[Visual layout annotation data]
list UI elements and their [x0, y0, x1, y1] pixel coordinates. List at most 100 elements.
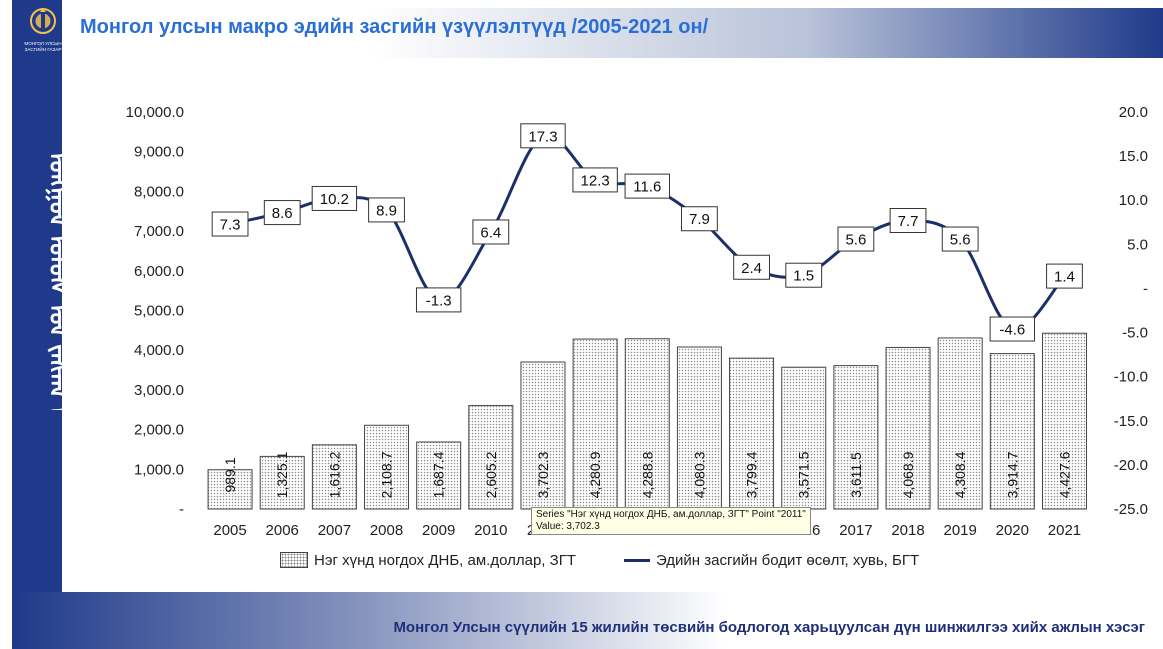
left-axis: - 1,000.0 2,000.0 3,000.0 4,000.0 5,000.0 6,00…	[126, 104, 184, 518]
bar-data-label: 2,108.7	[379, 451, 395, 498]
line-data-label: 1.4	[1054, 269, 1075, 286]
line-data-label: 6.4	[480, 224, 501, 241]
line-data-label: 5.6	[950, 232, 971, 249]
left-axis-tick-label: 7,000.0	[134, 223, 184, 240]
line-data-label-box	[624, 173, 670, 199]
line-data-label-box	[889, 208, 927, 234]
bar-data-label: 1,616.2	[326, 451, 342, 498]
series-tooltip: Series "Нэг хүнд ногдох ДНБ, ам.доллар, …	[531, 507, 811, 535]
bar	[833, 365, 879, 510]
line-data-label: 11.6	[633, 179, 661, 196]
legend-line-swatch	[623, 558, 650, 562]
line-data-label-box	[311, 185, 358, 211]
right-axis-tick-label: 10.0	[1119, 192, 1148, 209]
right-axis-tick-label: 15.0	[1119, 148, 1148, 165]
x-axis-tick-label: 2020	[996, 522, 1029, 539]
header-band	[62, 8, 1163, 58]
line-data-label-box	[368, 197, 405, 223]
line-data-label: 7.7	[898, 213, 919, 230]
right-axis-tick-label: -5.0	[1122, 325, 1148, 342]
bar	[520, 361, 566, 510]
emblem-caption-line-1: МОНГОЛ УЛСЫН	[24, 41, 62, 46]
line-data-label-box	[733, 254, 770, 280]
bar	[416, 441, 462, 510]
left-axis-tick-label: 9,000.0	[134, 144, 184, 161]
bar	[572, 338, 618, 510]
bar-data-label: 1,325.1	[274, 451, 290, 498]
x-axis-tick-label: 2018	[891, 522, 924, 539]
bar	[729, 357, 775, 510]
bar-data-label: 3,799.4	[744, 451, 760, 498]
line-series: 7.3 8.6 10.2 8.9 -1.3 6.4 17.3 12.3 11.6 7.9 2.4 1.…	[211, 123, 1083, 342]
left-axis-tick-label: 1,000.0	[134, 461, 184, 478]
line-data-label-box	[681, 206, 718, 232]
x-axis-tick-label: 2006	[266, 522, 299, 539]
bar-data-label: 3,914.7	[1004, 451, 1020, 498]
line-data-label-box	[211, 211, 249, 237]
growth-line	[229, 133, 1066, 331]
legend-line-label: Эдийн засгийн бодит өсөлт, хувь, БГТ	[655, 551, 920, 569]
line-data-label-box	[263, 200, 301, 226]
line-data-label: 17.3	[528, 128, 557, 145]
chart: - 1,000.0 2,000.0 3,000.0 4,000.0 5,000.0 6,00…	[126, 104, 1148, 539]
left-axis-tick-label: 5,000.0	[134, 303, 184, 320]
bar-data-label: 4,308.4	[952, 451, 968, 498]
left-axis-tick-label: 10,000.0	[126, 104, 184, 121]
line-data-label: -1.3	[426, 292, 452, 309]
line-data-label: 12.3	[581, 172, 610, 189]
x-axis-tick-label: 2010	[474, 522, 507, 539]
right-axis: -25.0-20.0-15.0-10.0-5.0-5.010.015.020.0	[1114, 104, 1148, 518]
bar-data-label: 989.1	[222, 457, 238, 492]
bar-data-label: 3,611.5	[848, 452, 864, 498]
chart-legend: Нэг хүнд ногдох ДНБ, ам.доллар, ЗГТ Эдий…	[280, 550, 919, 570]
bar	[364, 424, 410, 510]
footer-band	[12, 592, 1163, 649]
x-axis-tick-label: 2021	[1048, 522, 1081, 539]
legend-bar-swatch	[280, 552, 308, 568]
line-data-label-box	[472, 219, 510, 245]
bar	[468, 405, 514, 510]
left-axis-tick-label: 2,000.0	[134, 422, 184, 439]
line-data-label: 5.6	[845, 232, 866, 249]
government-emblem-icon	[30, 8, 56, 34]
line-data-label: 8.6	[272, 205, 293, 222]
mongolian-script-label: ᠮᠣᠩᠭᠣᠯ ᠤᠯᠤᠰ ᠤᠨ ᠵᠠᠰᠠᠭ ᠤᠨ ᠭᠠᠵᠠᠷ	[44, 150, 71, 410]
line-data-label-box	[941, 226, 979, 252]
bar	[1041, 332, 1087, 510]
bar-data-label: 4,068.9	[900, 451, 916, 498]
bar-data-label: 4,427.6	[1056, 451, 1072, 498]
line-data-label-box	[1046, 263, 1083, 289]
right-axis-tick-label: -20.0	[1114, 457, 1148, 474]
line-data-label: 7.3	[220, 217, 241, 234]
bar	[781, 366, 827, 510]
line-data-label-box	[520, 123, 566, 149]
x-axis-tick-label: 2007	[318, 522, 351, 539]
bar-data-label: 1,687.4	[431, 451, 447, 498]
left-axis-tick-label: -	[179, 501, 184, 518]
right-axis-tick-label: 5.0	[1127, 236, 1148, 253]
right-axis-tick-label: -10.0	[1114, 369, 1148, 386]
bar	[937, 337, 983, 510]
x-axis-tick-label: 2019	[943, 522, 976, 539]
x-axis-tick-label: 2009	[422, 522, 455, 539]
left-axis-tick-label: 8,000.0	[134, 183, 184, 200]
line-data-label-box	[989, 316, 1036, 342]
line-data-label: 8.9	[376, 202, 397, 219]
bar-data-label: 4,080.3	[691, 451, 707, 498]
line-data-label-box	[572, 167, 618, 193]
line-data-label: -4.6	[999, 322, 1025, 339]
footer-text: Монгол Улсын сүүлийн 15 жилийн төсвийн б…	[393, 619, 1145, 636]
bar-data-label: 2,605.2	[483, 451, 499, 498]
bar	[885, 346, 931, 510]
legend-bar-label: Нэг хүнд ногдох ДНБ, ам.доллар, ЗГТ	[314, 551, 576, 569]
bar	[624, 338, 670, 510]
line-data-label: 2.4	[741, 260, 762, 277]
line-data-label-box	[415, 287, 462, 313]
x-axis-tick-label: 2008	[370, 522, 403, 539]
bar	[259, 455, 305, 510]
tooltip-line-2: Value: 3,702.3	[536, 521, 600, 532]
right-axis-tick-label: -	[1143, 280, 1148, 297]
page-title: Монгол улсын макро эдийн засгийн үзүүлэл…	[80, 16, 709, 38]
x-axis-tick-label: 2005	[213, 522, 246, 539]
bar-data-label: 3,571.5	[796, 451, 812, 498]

**Written task**
Can you rewrite all of the rows above as a numbered list, with blank lines skipped and the pictures left out?

**The solution**
1. list UI elements and their [x0, y0, x1, y1] pixel coordinates. List at most 100 elements.
2. left-axis: - 1,000.0 2,000.0 3,000.0 4,000.0 5,000.0 6,00…	[126, 104, 184, 518]
3. bar-data-label: 2,108.7	[379, 451, 395, 498]
4. line-data-label: 1.4	[1054, 269, 1075, 286]
5. line-data-label: 6.4	[480, 224, 501, 241]
6. line-data-label: 5.6	[950, 232, 971, 249]
7. left-axis-tick-label: 7,000.0	[134, 223, 184, 240]
8. line-data-label-box	[624, 173, 670, 199]
9. line-data-label-box	[889, 208, 927, 234]
10. bar-data-label: 1,616.2	[326, 451, 342, 498]
11. series-tooltip: Series "Нэг хүнд ногдох ДНБ, ам.доллар, …	[531, 507, 811, 535]
12. bar	[833, 365, 879, 510]
13. line-data-label: 11.6	[633, 179, 661, 196]
14. legend-line-swatch	[623, 558, 650, 562]
15. line-data-label-box	[311, 185, 358, 211]
16. right-axis-tick-label: 10.0	[1119, 192, 1148, 209]
17. right-axis-tick-label: 15.0	[1119, 148, 1148, 165]
18. x-axis-tick-label: 2020	[996, 522, 1029, 539]
19. header-band	[62, 8, 1163, 58]
20. line-data-label-box	[368, 197, 405, 223]
21. line-data-label: 7.7	[898, 213, 919, 230]
22. right-axis-tick-label: -5.0	[1122, 325, 1148, 342]
23. bar	[520, 361, 566, 510]
24. emblem-caption-line-1: МОНГОЛ УЛСЫН	[24, 41, 62, 46]
25. line-data-label-box	[733, 254, 770, 280]
26. bar	[416, 441, 462, 510]
27. left-axis-tick-label: 9,000.0	[134, 144, 184, 161]
28. bar	[572, 338, 618, 510]
29. bar-data-label: 1,325.1	[274, 451, 290, 498]
30. x-axis-tick-label: 2018	[891, 522, 924, 539]
31. bar	[729, 357, 775, 510]
32. bar-data-label: 3,799.4	[744, 451, 760, 498]
33. line-series: 7.3 8.6 10.2 8.9 -1.3 6.4 17.3 12.3 11.6 7.9 2.4 1.…	[211, 123, 1083, 342]
34. left-axis-tick-label: 1,000.0	[134, 461, 184, 478]
35. line-data-label-box	[681, 206, 718, 232]
36. x-axis-tick-label: 2006	[266, 522, 299, 539]
37. bar-data-label: 3,914.7	[1004, 451, 1020, 498]
38. line-data-label-box	[211, 211, 249, 237]
39. growth-line	[229, 133, 1066, 331]
40. legend-line-label: Эдийн засгийн бодит өсөлт, хувь, БГТ	[655, 551, 920, 569]
41. line-data-label-box	[263, 200, 301, 226]
42. line-data-label: 17.3	[528, 128, 557, 145]
43. chart: - 1,000.0 2,000.0 3,000.0 4,000.0 5,000.0 6,00…	[126, 104, 1148, 539]
44. left-axis-tick-label: 5,000.0	[134, 303, 184, 320]
45. bar-data-label: 4,308.4	[952, 451, 968, 498]
46. left-axis-tick-label: 10,000.0	[126, 104, 184, 121]
47. line-data-label: -1.3	[426, 292, 452, 309]
48. line-data-label: 12.3	[581, 172, 610, 189]
49. x-axis-tick-label: 2010	[474, 522, 507, 539]
50. right-axis: -25.0-20.0-15.0-10.0-5.0-5.010.015.020.0	[1114, 104, 1148, 518]
51. bar-data-label: 989.1	[222, 457, 238, 492]
52. bar-data-label: 3,611.5	[848, 452, 864, 498]
53. chart-legend: Нэг хүнд ногдох ДНБ, ам.доллар, ЗГТ Эдий…	[280, 550, 919, 570]
54. bar	[364, 424, 410, 510]
55. footer-band	[12, 592, 1163, 649]
56. x-axis-tick-label: 2021	[1048, 522, 1081, 539]
57. legend-bar-swatch	[280, 552, 308, 568]
58. line-data-label-box	[472, 219, 510, 245]
59. bar	[468, 405, 514, 510]
60. left-axis-tick-label: 2,000.0	[134, 422, 184, 439]
61. line-data-label: 5.6	[845, 232, 866, 249]
62. government-emblem-icon	[30, 8, 56, 34]
63. line-data-label: 8.6	[272, 205, 293, 222]
64. mongolian-script-label: ᠮᠣᠩᠭᠣᠯ ᠤᠯᠤᠰ ᠤᠨ ᠵᠠᠰᠠᠭ ᠤᠨ ᠭᠠᠵᠠᠷ	[44, 150, 71, 410]
65. line-data-label-box	[941, 226, 979, 252]
66. bar	[1041, 332, 1087, 510]
67. bar-data-label: 4,068.9	[900, 451, 916, 498]
68. bar-data-label: 4,427.6	[1056, 451, 1072, 498]
69. line-data-label-box	[1046, 263, 1083, 289]
70. right-axis-tick-label: -20.0	[1114, 457, 1148, 474]
71. line-data-label: 7.3	[220, 217, 241, 234]
72. bar	[781, 366, 827, 510]
73. line-data-label-box	[520, 123, 566, 149]
74. x-axis-tick-label: 2007	[318, 522, 351, 539]
75. bar-data-label: 1,687.4	[431, 451, 447, 498]
76. left-axis-tick-label: -	[179, 501, 184, 518]
77. right-axis-tick-label: 5.0	[1127, 236, 1148, 253]
78. right-axis-tick-label: -10.0	[1114, 369, 1148, 386]
79. bar	[937, 337, 983, 510]
80. x-axis-tick-label: 2019	[943, 522, 976, 539]
81. x-axis-tick-label: 2009	[422, 522, 455, 539]
82. left-axis-tick-label: 8,000.0	[134, 183, 184, 200]
83. line-data-label-box	[989, 316, 1036, 342]
84. line-data-label: 8.9	[376, 202, 397, 219]
85. bar-data-label: 4,080.3	[691, 451, 707, 498]
86. line-data-label-box	[572, 167, 618, 193]
87. line-data-label: -4.6	[999, 322, 1025, 339]
88. footer-text: Монгол Улсын сүүлийн 15 жилийн төсвийн б…	[393, 619, 1145, 636]
89. bar-data-label: 2,605.2	[483, 451, 499, 498]
90. bar	[885, 346, 931, 510]
91. legend-bar-label: Нэг хүнд ногдох ДНБ, ам.доллар, ЗГТ	[314, 551, 576, 569]
92. bar	[624, 338, 670, 510]
93. line-data-label: 2.4	[741, 260, 762, 277]
94. line-data-label-box	[415, 287, 462, 313]
95. x-axis-tick-label: 2008	[370, 522, 403, 539]
96. bar	[259, 455, 305, 510]
97. tooltip-line-2: Value: 3,702.3	[536, 521, 600, 532]
98. right-axis-tick-label: -	[1143, 280, 1148, 297]
99. page-title: Монгол улсын макро эдийн засгийн үзүүлэл…	[80, 16, 709, 38]
100. x-axis-tick-label: 2005	[213, 522, 246, 539]
101. bar-data-label: 3,571.5	[796, 451, 812, 498]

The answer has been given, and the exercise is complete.